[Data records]
◇ ◇ ◇
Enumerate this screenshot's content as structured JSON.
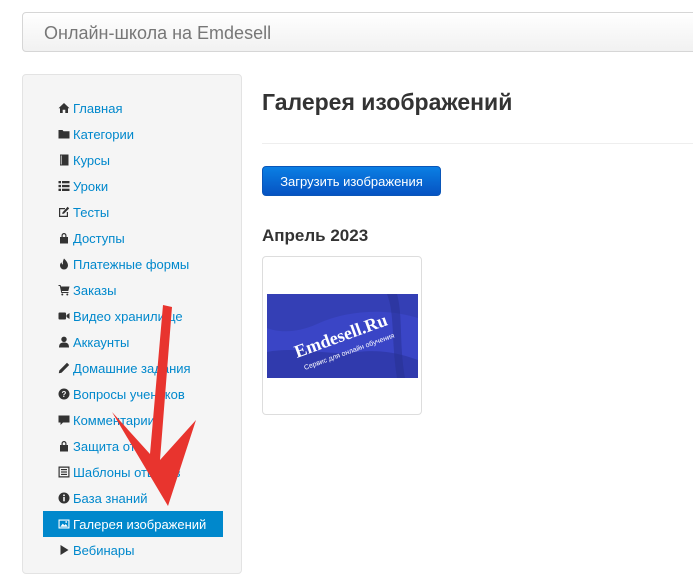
{
  "header": {
    "brand": "Онлайн-школа на Emdesell"
  },
  "sidebar": {
    "items": [
      {
        "label": "Главная",
        "icon": "home-icon"
      },
      {
        "label": "Категории",
        "icon": "folder-icon"
      },
      {
        "label": "Курсы",
        "icon": "book-icon"
      },
      {
        "label": "Уроки",
        "icon": "list-icon"
      },
      {
        "label": "Тесты",
        "icon": "edit-icon"
      },
      {
        "label": "Доступы",
        "icon": "lock-icon"
      },
      {
        "label": "Платежные формы",
        "icon": "fire-icon"
      },
      {
        "label": "Заказы",
        "icon": "cart-icon"
      },
      {
        "label": "Видео хранилище",
        "icon": "video-icon"
      },
      {
        "label": "Аккаунты",
        "icon": "user-icon"
      },
      {
        "label": "Домашние задания",
        "icon": "pencil-icon"
      },
      {
        "label": "Вопросы учеников",
        "icon": "question-icon"
      },
      {
        "label": "Комментарии",
        "icon": "comment-icon"
      },
      {
        "label": "Защита от",
        "icon": "lock-icon"
      },
      {
        "label": "Шаблоны ответов",
        "icon": "template-icon"
      },
      {
        "label": "База знаний",
        "icon": "info-icon"
      },
      {
        "label": "Галерея изображений",
        "icon": "picture-icon",
        "active": true
      },
      {
        "label": "Вебинары",
        "icon": "play-icon"
      }
    ]
  },
  "main": {
    "title": "Галерея изображений",
    "upload_label": "Загрузить изображения",
    "month": "Апрель 2023",
    "thumbnail": {
      "brand_text": "Emdesell.Ru",
      "caption_text": "Сервис для онлайн обучения"
    }
  },
  "colors": {
    "link": "#0088cc",
    "active_bg": "#0088cc",
    "button_top": "#0a7fe4",
    "button_bottom": "#0653c2",
    "arrow": "#e8342e",
    "thumb_bg": "#3a45c6"
  }
}
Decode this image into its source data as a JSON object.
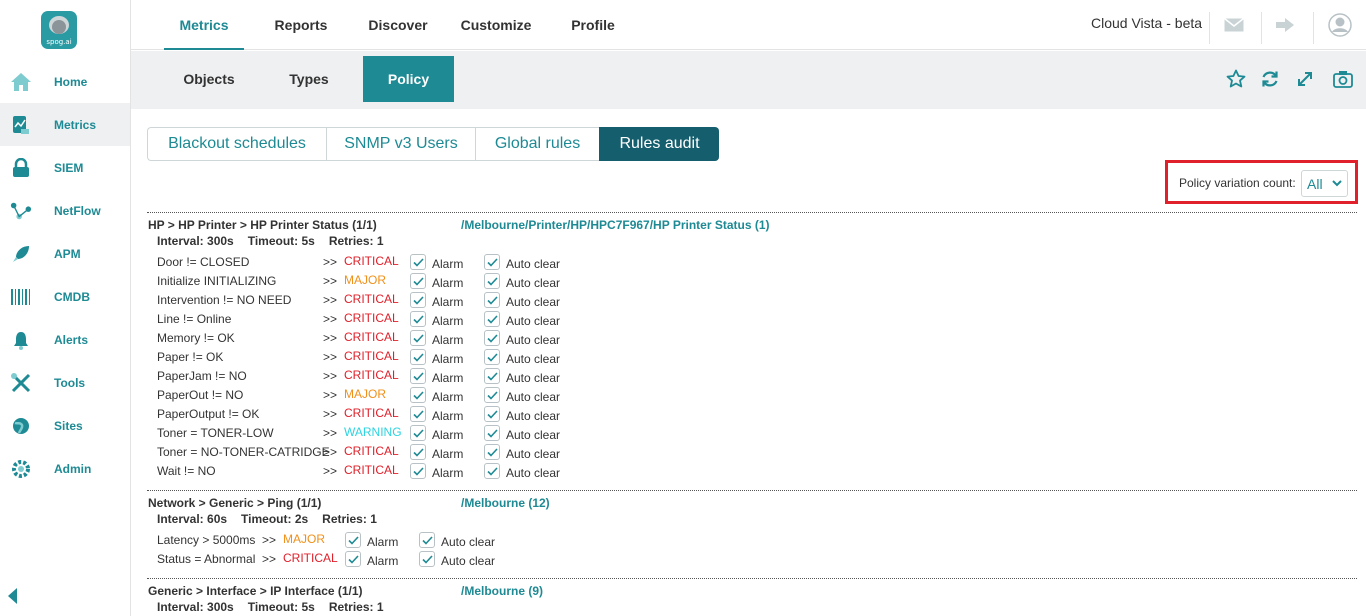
{
  "app": {
    "logo_text": "spog.ai",
    "brand": "Cloud Vista - beta"
  },
  "colors": {
    "accent": "#1e8a94",
    "dark_accent": "#155e6e",
    "critical": "#e0202a",
    "major": "#f0901a",
    "warning": "#2ed3e0",
    "highlight_box": "#e0202a"
  },
  "sidebar": {
    "items": [
      {
        "label": "Home",
        "icon": "home-icon"
      },
      {
        "label": "Metrics",
        "icon": "chart-doc-icon",
        "active": true
      },
      {
        "label": "SIEM",
        "icon": "lock-icon"
      },
      {
        "label": "NetFlow",
        "icon": "network-icon"
      },
      {
        "label": "APM",
        "icon": "rocket-icon"
      },
      {
        "label": "CMDB",
        "icon": "barcode-icon"
      },
      {
        "label": "Alerts",
        "icon": "bell-icon"
      },
      {
        "label": "Tools",
        "icon": "tools-icon"
      },
      {
        "label": "Sites",
        "icon": "globe-icon"
      },
      {
        "label": "Admin",
        "icon": "gear-icon"
      }
    ]
  },
  "topnav": {
    "tabs": [
      {
        "label": "Metrics",
        "active": true
      },
      {
        "label": "Reports"
      },
      {
        "label": "Discover"
      },
      {
        "label": "Customize"
      },
      {
        "label": "Profile"
      }
    ]
  },
  "subnav": {
    "tabs": [
      {
        "label": "Objects"
      },
      {
        "label": "Types"
      },
      {
        "label": "Policy",
        "active": true
      }
    ]
  },
  "policy_tabs": [
    {
      "label": "Blackout schedules"
    },
    {
      "label": "SNMP v3 Users"
    },
    {
      "label": "Global rules"
    },
    {
      "label": "Rules audit",
      "active": true
    }
  ],
  "variation": {
    "label": "Policy variation count:",
    "value": "All"
  },
  "groups": [
    {
      "title": "HP > HP Printer > HP Printer Status (1/1)",
      "path": "/Melbourne/Printer/HP/HPC7F967/HP Printer Status (1)",
      "interval": "Interval: 300s",
      "timeout": "Timeout: 5s",
      "retries": "Retries: 1",
      "rules": [
        {
          "condition": "Door != CLOSED",
          "arrow": ">>",
          "severity": "CRITICAL",
          "alarm": "Alarm",
          "autoclear": "Auto clear"
        },
        {
          "condition": "Initialize INITIALIZING",
          "arrow": ">>",
          "severity": "MAJOR",
          "alarm": "Alarm",
          "autoclear": "Auto clear"
        },
        {
          "condition": "Intervention != NO NEED",
          "arrow": ">>",
          "severity": "CRITICAL",
          "alarm": "Alarm",
          "autoclear": "Auto clear"
        },
        {
          "condition": "Line != Online",
          "arrow": ">>",
          "severity": "CRITICAL",
          "alarm": "Alarm",
          "autoclear": "Auto clear"
        },
        {
          "condition": "Memory != OK",
          "arrow": ">>",
          "severity": "CRITICAL",
          "alarm": "Alarm",
          "autoclear": "Auto clear"
        },
        {
          "condition": "Paper != OK",
          "arrow": ">>",
          "severity": "CRITICAL",
          "alarm": "Alarm",
          "autoclear": "Auto clear"
        },
        {
          "condition": "PaperJam != NO",
          "arrow": ">>",
          "severity": "CRITICAL",
          "alarm": "Alarm",
          "autoclear": "Auto clear"
        },
        {
          "condition": "PaperOut != NO",
          "arrow": ">>",
          "severity": "MAJOR",
          "alarm": "Alarm",
          "autoclear": "Auto clear"
        },
        {
          "condition": "PaperOutput != OK",
          "arrow": ">>",
          "severity": "CRITICAL",
          "alarm": "Alarm",
          "autoclear": "Auto clear"
        },
        {
          "condition": "Toner = TONER-LOW",
          "arrow": ">>",
          "severity": "WARNING",
          "alarm": "Alarm",
          "autoclear": "Auto clear"
        },
        {
          "condition": "Toner = NO-TONER-CATRIDGE",
          "arrow": ">>",
          "severity": "CRITICAL",
          "alarm": "Alarm",
          "autoclear": "Auto clear"
        },
        {
          "condition": "Wait != NO",
          "arrow": ">>",
          "severity": "CRITICAL",
          "alarm": "Alarm",
          "autoclear": "Auto clear"
        }
      ]
    },
    {
      "title": "Network > Generic > Ping (1/1)",
      "path": "/Melbourne (12)",
      "interval": "Interval: 60s",
      "timeout": "Timeout: 2s",
      "retries": "Retries: 1",
      "rules": [
        {
          "condition": "Latency > 5000ms",
          "arrow": ">>",
          "severity": "MAJOR",
          "alarm": "Alarm",
          "autoclear": "Auto clear"
        },
        {
          "condition": "Status = Abnormal",
          "arrow": ">>",
          "severity": "CRITICAL",
          "alarm": "Alarm",
          "autoclear": "Auto clear"
        }
      ]
    },
    {
      "title": "Generic > Interface > IP Interface (1/1)",
      "path": "/Melbourne (9)",
      "interval": "Interval: 300s",
      "timeout": "Timeout: 5s",
      "retries": "Retries: 1",
      "rules": []
    }
  ]
}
◇ ◇ ◇
● Request
Quote the entries in full. Any image among them is to be omitted from the copy.

● Completed task
Enumerate this screenshot's content as structured JSON.
{
  "header": {
    "brand": "Онлайн-школа на Emdesell"
  },
  "sidebar": {
    "items": [
      {
        "label": "Главная",
        "icon": "home-icon"
      },
      {
        "label": "Категории",
        "icon": "folder-icon"
      },
      {
        "label": "Курсы",
        "icon": "book-icon"
      },
      {
        "label": "Уроки",
        "icon": "list-icon"
      },
      {
        "label": "Тесты",
        "icon": "edit-icon"
      },
      {
        "label": "Доступы",
        "icon": "lock-icon"
      },
      {
        "label": "Платежные формы",
        "icon": "fire-icon"
      },
      {
        "label": "Заказы",
        "icon": "cart-icon"
      },
      {
        "label": "Видео хранилище",
        "icon": "video-icon"
      },
      {
        "label": "Аккаунты",
        "icon": "user-icon"
      },
      {
        "label": "Домашние задания",
        "icon": "pencil-icon"
      },
      {
        "label": "Вопросы учеников",
        "icon": "question-icon"
      },
      {
        "label": "Комментарии",
        "icon": "comment-icon"
      },
      {
        "label": "Защита от",
        "icon": "lock-icon"
      },
      {
        "label": "Шаблоны ответов",
        "icon": "template-icon"
      },
      {
        "label": "База знаний",
        "icon": "info-icon"
      },
      {
        "label": "Галерея изображений",
        "icon": "picture-icon",
        "active": true
      },
      {
        "label": "Вебинары",
        "icon": "play-icon"
      }
    ]
  },
  "main": {
    "title": "Галерея изображений",
    "upload_label": "Загрузить изображения",
    "month": "Апрель 2023",
    "thumbnail": {
      "brand_text": "Emdesell.Ru",
      "caption_text": "Сервис для онлайн обучения"
    }
  },
  "colors": {
    "link": "#0088cc",
    "active_bg": "#0088cc",
    "button_top": "#0a7fe4",
    "button_bottom": "#0653c2",
    "arrow": "#e8342e",
    "thumb_bg": "#3a45c6"
  }
}
Decode this image into its source data as a JSON object.
{
  "app": {
    "logo_text": "spog.ai",
    "brand": "Cloud Vista - beta"
  },
  "colors": {
    "accent": "#1e8a94",
    "dark_accent": "#155e6e",
    "critical": "#e0202a",
    "major": "#f0901a",
    "warning": "#2ed3e0",
    "highlight_box": "#e0202a"
  },
  "sidebar": {
    "items": [
      {
        "label": "Home",
        "icon": "home-icon"
      },
      {
        "label": "Metrics",
        "icon": "chart-doc-icon",
        "active": true
      },
      {
        "label": "SIEM",
        "icon": "lock-icon"
      },
      {
        "label": "NetFlow",
        "icon": "network-icon"
      },
      {
        "label": "APM",
        "icon": "rocket-icon"
      },
      {
        "label": "CMDB",
        "icon": "barcode-icon"
      },
      {
        "label": "Alerts",
        "icon": "bell-icon"
      },
      {
        "label": "Tools",
        "icon": "tools-icon"
      },
      {
        "label": "Sites",
        "icon": "globe-icon"
      },
      {
        "label": "Admin",
        "icon": "gear-icon"
      }
    ]
  },
  "topnav": {
    "tabs": [
      {
        "label": "Metrics",
        "active": true
      },
      {
        "label": "Reports"
      },
      {
        "label": "Discover"
      },
      {
        "label": "Customize"
      },
      {
        "label": "Profile"
      }
    ]
  },
  "subnav": {
    "tabs": [
      {
        "label": "Objects"
      },
      {
        "label": "Types"
      },
      {
        "label": "Policy",
        "active": true
      }
    ]
  },
  "policy_tabs": [
    {
      "label": "Blackout schedules"
    },
    {
      "label": "SNMP v3 Users"
    },
    {
      "label": "Global rules"
    },
    {
      "label": "Rules audit",
      "active": true
    }
  ],
  "variation": {
    "label": "Policy variation count:",
    "value": "All"
  },
  "groups": [
    {
      "title": "HP > HP Printer > HP Printer Status (1/1)",
      "path": "/Melbourne/Printer/HP/HPC7F967/HP Printer Status (1)",
      "interval": "Interval: 300s",
      "timeout": "Timeout: 5s",
      "retries": "Retries: 1",
      "rules": [
        {
          "condition": "Door != CLOSED",
          "arrow": ">>",
          "severity": "CRITICAL",
          "alarm": "Alarm",
          "autoclear": "Auto clear"
        },
        {
          "condition": "Initialize INITIALIZING",
          "arrow": ">>",
          "severity": "MAJOR",
          "alarm": "Alarm",
          "autoclear": "Auto clear"
        },
        {
          "condition": "Intervention != NO NEED",
          "arrow": ">>",
          "severity": "CRITICAL",
          "alarm": "Alarm",
          "autoclear": "Auto clear"
        },
        {
          "condition": "Line != Online",
          "arrow": ">>",
          "severity": "CRITICAL",
          "alarm": "Alarm",
          "autoclear": "Auto clear"
        },
        {
          "condition": "Memory != OK",
          "arrow": ">>",
          "severity": "CRITICAL",
          "alarm": "Alarm",
          "autoclear": "Auto clear"
        },
        {
          "condition": "Paper != OK",
          "arrow": ">>",
          "severity": "CRITICAL",
          "alarm": "Alarm",
          "autoclear": "Auto clear"
        },
        {
          "condition": "PaperJam != NO",
          "arrow": ">>",
          "severity": "CRITICAL",
          "alarm": "Alarm",
          "autoclear": "Auto clear"
        },
        {
          "condition": "PaperOut != NO",
          "arrow": ">>",
          "severity": "MAJOR",
          "alarm": "Alarm",
          "autoclear": "Auto clear"
        },
        {
          "condition": "PaperOutput != OK",
          "arrow": ">>",
          "severity": "CRITICAL",
          "alarm": "Alarm",
          "autoclear": "Auto clear"
        },
        {
          "condition": "Toner = TONER-LOW",
          "arrow": ">>",
          "severity": "WARNING",
          "alarm": "Alarm",
          "autoclear": "Auto clear"
        },
        {
          "condition": "Toner = NO-TONER-CATRIDGE",
          "arrow": ">>",
          "severity": "CRITICAL",
          "alarm": "Alarm",
          "autoclear": "Auto clear"
        },
        {
          "condition": "Wait != NO",
          "arrow": ">>",
          "severity": "CRITICAL",
          "alarm": "Alarm",
          "autoclear": "Auto clear"
        }
      ]
    },
    {
      "title": "Network > Generic > Ping (1/1)",
      "path": "/Melbourne (12)",
      "interval": "Interval: 60s",
      "timeout": "Timeout: 2s",
      "retries": "Retries: 1",
      "rules": [
        {
          "condition": "Latency > 5000ms",
          "arrow": ">>",
          "severity": "MAJOR",
          "alarm": "Alarm",
          "autoclear": "Auto clear"
        },
        {
          "condition": "Status = Abnormal",
          "arrow": ">>",
          "severity": "CRITICAL",
          "alarm": "Alarm",
          "autoclear": "Auto clear"
        }
      ]
    },
    {
      "title": "Generic > Interface > IP Interface (1/1)",
      "path": "/Melbourne (9)",
      "interval": "Interval: 300s",
      "timeout": "Timeout: 5s",
      "retries": "Retries: 1",
      "rules": []
    }
  ]
}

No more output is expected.